**TASK DESCRIPTION**
Scan the data below for the string "displacement". Copy every line where it appears.

**DATA FOR THIS TASK**
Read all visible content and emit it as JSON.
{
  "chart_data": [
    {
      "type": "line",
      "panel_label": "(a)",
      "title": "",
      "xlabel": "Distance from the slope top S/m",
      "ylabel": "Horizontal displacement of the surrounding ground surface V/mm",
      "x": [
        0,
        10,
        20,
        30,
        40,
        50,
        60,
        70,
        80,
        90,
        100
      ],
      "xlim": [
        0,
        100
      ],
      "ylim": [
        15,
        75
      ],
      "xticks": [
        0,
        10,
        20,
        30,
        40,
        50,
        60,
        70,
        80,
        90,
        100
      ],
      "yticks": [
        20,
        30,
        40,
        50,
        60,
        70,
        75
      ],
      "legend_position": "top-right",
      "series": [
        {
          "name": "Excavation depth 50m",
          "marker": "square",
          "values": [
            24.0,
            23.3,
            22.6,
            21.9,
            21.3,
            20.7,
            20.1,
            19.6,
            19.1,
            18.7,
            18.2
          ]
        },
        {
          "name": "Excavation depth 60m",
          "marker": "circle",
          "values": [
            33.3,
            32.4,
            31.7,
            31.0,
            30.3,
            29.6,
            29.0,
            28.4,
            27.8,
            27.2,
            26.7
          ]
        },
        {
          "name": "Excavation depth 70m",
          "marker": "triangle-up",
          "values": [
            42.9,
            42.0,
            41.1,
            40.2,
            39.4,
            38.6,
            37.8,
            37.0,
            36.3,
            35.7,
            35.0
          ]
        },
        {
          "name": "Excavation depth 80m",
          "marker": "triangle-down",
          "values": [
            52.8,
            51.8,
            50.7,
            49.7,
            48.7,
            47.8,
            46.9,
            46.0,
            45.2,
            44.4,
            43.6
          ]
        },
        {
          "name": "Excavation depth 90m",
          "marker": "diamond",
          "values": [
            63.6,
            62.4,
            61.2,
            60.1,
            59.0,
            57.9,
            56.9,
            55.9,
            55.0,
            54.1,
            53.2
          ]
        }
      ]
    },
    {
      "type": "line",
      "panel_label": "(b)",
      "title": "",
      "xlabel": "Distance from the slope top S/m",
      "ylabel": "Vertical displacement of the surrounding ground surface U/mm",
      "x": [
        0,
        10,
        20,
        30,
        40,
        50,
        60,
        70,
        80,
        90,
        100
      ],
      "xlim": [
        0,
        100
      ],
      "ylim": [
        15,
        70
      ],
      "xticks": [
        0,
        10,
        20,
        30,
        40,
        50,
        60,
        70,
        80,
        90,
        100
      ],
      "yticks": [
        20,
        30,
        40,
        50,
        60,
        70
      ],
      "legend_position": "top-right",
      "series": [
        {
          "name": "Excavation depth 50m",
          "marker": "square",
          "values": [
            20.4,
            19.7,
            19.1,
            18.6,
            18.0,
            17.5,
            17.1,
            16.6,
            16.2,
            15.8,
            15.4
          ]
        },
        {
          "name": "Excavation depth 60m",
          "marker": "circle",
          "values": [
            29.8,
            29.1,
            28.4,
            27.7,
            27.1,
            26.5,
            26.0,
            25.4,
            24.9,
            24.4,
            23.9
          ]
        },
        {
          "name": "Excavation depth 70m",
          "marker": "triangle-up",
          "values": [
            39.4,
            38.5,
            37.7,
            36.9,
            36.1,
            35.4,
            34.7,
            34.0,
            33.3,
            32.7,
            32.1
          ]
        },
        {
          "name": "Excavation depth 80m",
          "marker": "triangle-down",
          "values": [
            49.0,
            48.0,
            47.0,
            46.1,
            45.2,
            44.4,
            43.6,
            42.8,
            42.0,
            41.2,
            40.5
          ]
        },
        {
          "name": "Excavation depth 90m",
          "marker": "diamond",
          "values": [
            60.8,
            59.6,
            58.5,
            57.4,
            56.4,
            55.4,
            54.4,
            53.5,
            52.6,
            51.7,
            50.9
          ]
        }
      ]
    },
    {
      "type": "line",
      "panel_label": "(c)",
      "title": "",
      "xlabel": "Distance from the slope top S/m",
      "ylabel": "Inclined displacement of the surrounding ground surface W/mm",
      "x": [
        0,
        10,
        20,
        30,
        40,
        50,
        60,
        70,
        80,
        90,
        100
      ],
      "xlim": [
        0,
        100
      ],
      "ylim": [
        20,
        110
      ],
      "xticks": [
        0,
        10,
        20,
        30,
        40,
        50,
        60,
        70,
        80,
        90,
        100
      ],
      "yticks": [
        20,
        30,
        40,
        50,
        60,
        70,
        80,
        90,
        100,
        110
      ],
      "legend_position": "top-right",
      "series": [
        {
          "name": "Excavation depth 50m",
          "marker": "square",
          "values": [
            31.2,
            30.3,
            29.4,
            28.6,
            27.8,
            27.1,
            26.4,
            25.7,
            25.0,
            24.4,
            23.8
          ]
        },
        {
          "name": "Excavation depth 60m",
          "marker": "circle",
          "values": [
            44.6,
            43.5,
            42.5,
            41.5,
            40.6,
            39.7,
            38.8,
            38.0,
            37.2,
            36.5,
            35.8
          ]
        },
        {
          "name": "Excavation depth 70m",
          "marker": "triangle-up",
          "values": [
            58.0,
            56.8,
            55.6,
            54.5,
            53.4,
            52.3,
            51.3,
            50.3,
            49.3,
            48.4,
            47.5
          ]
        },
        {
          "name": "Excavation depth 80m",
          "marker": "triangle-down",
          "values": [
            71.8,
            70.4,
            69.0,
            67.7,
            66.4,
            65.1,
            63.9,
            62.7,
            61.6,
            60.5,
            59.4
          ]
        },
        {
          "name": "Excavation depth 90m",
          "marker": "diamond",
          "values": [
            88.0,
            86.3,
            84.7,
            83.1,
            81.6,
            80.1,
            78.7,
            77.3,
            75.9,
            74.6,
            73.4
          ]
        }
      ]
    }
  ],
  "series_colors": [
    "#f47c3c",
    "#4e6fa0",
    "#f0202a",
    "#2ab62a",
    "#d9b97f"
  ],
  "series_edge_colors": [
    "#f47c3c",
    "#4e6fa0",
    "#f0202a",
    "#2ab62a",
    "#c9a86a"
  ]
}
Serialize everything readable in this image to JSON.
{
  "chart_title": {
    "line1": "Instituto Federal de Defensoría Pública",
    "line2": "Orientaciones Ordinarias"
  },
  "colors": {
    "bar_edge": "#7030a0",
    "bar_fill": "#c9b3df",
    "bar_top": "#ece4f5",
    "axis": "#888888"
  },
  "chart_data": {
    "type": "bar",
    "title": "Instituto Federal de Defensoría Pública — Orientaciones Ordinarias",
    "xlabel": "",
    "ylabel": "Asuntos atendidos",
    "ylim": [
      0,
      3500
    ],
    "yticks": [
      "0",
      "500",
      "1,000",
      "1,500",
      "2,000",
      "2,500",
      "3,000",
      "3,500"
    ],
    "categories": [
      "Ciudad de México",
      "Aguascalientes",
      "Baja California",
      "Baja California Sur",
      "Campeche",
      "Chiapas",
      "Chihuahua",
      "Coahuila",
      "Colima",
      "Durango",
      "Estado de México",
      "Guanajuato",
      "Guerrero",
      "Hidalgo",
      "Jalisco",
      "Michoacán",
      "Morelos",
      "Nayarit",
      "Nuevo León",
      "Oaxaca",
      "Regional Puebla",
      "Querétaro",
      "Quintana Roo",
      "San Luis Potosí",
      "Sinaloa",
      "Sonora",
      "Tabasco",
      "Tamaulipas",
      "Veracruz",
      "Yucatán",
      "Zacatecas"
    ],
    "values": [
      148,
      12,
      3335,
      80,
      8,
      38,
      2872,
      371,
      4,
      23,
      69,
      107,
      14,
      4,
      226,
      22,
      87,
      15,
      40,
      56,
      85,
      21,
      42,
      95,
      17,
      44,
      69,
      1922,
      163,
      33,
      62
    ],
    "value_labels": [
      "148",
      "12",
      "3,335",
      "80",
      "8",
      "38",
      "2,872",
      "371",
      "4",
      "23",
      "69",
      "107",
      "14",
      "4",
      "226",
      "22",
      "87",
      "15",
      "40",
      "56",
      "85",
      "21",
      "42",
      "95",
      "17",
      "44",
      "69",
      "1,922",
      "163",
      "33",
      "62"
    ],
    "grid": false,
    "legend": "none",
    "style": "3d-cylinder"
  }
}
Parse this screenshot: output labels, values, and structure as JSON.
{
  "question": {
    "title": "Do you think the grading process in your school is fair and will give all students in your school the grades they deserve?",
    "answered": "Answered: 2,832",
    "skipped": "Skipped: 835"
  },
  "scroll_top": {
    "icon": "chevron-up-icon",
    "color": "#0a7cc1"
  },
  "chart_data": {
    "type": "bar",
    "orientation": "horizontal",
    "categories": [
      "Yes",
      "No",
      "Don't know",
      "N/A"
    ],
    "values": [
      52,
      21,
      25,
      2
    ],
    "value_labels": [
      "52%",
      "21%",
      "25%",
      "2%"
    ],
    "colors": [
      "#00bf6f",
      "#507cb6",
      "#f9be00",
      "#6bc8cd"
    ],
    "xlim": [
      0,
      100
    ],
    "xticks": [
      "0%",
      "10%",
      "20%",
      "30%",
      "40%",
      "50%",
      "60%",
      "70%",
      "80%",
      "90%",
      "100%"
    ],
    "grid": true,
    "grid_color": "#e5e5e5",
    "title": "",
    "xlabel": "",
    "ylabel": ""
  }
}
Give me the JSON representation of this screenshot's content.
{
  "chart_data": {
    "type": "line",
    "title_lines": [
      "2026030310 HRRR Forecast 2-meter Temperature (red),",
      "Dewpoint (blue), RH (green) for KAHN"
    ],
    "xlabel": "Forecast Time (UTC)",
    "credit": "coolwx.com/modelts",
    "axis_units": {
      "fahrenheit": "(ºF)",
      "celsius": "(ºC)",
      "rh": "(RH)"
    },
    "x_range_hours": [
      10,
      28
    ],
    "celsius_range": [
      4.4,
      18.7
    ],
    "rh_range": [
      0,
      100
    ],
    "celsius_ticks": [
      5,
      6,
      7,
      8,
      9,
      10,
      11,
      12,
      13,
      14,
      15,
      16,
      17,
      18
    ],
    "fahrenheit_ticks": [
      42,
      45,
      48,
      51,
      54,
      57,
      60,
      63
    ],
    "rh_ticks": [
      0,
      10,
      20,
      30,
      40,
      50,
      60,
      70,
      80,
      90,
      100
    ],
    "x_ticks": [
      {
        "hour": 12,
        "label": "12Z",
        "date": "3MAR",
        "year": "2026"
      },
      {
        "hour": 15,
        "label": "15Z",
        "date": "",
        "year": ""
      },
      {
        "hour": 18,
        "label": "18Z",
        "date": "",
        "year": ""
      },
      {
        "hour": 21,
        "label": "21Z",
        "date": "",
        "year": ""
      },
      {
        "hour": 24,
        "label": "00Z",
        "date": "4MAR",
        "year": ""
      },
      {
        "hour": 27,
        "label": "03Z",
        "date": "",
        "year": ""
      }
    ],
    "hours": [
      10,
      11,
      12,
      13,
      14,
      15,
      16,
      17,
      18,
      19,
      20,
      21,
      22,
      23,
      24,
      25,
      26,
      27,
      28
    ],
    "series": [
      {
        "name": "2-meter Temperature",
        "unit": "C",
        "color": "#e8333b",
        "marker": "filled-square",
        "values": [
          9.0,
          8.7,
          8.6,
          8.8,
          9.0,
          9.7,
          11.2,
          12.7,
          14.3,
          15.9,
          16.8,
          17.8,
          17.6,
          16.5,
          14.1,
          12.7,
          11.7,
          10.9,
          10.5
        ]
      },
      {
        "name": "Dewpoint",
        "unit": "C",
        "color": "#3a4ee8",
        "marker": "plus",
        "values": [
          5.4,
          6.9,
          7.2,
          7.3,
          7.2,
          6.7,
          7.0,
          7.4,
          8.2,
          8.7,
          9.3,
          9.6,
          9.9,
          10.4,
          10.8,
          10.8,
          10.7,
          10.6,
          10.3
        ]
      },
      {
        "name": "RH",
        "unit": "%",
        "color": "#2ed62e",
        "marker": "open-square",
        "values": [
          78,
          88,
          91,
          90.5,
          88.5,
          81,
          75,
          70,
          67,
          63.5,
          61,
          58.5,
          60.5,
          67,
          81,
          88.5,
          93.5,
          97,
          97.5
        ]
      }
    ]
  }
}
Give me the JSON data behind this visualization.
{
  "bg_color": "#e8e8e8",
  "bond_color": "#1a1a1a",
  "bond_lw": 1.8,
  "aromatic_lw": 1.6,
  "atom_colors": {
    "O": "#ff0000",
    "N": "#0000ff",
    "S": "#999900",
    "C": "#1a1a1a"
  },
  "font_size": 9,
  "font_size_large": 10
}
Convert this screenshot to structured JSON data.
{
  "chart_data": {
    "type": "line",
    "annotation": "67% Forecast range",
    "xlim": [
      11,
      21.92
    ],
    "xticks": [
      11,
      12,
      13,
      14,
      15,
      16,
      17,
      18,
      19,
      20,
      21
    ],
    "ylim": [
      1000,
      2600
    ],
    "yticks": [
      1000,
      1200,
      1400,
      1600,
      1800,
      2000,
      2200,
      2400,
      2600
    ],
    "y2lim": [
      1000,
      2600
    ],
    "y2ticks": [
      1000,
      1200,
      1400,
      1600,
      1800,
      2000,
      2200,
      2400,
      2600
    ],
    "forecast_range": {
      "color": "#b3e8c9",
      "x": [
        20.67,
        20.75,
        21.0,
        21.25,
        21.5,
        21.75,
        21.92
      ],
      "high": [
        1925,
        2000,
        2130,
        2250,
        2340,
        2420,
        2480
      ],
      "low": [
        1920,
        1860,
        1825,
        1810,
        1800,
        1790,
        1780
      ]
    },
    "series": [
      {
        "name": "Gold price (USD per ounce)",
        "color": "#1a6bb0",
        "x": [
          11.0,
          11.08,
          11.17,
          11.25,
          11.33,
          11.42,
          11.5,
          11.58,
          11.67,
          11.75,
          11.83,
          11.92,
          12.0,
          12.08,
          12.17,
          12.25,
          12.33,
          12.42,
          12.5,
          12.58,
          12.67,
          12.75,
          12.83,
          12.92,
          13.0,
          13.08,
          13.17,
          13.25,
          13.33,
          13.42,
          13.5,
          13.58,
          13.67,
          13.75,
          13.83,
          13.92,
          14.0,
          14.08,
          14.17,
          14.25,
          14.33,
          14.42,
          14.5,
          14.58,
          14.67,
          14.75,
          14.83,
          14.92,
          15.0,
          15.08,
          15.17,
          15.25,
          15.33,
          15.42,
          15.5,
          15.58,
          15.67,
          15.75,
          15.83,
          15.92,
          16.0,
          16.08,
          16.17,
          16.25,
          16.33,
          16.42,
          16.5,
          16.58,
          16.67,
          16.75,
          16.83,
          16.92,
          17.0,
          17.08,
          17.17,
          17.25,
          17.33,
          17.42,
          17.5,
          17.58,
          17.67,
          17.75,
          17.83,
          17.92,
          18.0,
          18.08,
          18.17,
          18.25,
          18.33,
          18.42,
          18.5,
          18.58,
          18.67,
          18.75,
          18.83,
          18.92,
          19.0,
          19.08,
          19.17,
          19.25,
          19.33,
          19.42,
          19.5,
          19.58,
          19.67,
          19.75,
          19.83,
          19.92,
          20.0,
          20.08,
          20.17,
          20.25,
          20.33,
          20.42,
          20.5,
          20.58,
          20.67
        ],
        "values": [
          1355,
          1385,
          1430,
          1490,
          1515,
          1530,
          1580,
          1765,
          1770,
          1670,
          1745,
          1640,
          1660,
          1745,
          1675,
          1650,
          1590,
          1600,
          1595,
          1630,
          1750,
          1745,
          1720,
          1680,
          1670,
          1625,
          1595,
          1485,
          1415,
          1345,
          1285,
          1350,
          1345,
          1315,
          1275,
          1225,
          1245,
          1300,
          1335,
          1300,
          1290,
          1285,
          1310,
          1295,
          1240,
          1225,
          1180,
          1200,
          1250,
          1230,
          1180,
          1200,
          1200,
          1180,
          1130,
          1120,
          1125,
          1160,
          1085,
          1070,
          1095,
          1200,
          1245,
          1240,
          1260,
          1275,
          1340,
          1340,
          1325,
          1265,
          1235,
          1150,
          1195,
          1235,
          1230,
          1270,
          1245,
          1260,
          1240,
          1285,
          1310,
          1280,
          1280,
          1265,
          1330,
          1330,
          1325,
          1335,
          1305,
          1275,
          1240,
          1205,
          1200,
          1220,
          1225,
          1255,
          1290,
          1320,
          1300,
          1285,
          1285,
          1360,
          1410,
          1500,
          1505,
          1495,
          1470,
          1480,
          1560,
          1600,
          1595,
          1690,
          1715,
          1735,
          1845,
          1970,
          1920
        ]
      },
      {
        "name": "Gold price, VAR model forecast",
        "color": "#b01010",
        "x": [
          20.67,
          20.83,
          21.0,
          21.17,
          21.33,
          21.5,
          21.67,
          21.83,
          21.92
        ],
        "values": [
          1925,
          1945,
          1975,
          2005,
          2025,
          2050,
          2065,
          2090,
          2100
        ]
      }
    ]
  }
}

**RESULT OF THIS EXERCISE**
      "ylabel": "Horizontal displacement of the surrounding ground surface V/mm",
      "ylabel": "Vertical displacement of the surrounding ground surface U/mm",
      "ylabel": "Inclined displacement of the surrounding ground surface W/mm",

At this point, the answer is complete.